YOUR TASK
Take each line containing "experience" and report it exactly as written.

DATASET ROWS
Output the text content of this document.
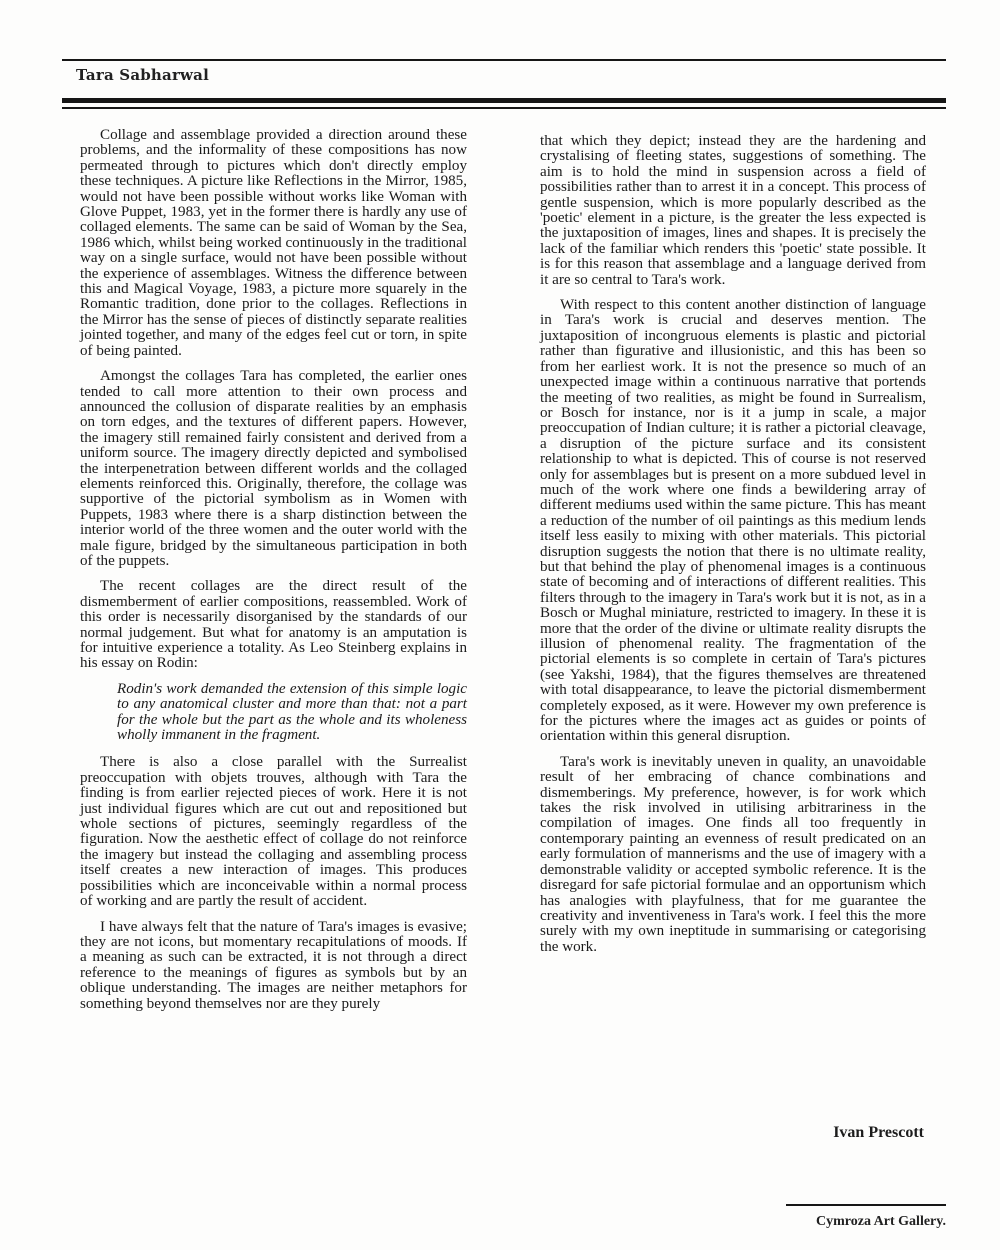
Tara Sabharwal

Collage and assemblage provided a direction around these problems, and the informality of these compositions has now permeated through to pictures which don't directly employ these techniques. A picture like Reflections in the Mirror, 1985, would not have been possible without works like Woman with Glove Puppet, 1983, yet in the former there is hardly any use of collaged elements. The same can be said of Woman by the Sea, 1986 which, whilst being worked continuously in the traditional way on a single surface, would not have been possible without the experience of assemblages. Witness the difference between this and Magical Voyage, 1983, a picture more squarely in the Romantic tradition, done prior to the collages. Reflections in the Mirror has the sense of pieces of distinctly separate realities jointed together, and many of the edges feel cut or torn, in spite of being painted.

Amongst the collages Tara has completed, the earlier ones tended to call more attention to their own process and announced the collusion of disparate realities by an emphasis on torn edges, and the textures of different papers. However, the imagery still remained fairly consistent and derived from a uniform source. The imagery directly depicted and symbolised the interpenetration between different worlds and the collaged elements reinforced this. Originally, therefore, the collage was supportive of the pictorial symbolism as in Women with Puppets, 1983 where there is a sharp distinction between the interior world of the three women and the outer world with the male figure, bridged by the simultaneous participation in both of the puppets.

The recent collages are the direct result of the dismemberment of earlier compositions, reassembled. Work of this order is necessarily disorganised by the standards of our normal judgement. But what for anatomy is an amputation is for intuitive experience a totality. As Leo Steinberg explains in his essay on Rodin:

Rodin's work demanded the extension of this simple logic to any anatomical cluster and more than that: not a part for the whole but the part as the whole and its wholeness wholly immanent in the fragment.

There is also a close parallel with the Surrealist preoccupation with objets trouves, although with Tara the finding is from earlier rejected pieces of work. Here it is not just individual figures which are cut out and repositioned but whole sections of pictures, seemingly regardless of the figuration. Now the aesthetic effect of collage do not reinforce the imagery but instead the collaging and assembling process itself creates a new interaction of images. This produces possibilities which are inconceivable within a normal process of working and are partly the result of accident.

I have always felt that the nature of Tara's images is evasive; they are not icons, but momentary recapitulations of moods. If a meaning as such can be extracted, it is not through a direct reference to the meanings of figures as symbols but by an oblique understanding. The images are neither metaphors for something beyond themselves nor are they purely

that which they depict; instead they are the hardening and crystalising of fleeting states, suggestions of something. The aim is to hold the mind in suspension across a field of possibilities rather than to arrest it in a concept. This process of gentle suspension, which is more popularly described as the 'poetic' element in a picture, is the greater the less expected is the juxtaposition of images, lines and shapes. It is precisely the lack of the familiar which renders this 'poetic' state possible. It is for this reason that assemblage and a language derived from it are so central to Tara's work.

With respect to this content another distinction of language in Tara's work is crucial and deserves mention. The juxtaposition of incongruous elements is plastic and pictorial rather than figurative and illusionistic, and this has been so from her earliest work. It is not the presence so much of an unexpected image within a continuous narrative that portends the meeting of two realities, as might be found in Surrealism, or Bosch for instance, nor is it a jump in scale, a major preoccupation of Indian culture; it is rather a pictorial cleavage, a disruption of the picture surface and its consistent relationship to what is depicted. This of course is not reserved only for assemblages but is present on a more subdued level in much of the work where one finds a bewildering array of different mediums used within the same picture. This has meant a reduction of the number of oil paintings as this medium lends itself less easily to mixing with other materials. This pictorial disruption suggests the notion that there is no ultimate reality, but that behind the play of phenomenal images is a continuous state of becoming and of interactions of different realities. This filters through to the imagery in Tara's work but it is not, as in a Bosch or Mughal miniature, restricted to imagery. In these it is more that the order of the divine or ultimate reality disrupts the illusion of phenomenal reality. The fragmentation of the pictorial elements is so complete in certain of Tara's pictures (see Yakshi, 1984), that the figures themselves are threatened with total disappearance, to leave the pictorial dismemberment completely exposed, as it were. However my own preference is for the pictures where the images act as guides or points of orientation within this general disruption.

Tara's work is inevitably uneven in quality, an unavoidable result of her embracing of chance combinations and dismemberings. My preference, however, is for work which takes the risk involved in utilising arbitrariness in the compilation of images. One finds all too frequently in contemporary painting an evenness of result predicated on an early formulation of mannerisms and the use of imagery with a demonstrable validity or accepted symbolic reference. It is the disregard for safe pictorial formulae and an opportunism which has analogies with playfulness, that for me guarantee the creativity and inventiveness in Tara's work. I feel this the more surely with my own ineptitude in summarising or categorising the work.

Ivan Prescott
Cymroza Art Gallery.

EXPECTED ANSWER
Collage and assemblage provided a direction around these problems, and the informality of these compositions has now permeated through to pictures which don't directly employ these techniques. A picture like Reflections in the Mirror, 1985, would not have been possible without works like Woman with Glove Puppet, 1983, yet in the former there is hardly any use of collaged elements. The same can be said of Woman by the Sea, 1986 which, whilst being worked continuously in the traditional way on a single surface, would not have been possible without the experience of assemblages. Witness the difference between this and Magical Voyage, 1983, a picture more squarely in the Romantic tradition, done prior to the collages. Reflections in the Mirror has the sense of pieces of distinctly separate realities jointed together, and many of the edges feel cut or torn, in spite of being painted.
The recent collages are the direct result of the dismemberment of earlier compositions, reassembled. Work of this order is necessarily disorganised by the standards of our normal judgement. But what for anatomy is an amputation is for intuitive experience a totality. As Leo Steinberg explains in his essay on Rodin:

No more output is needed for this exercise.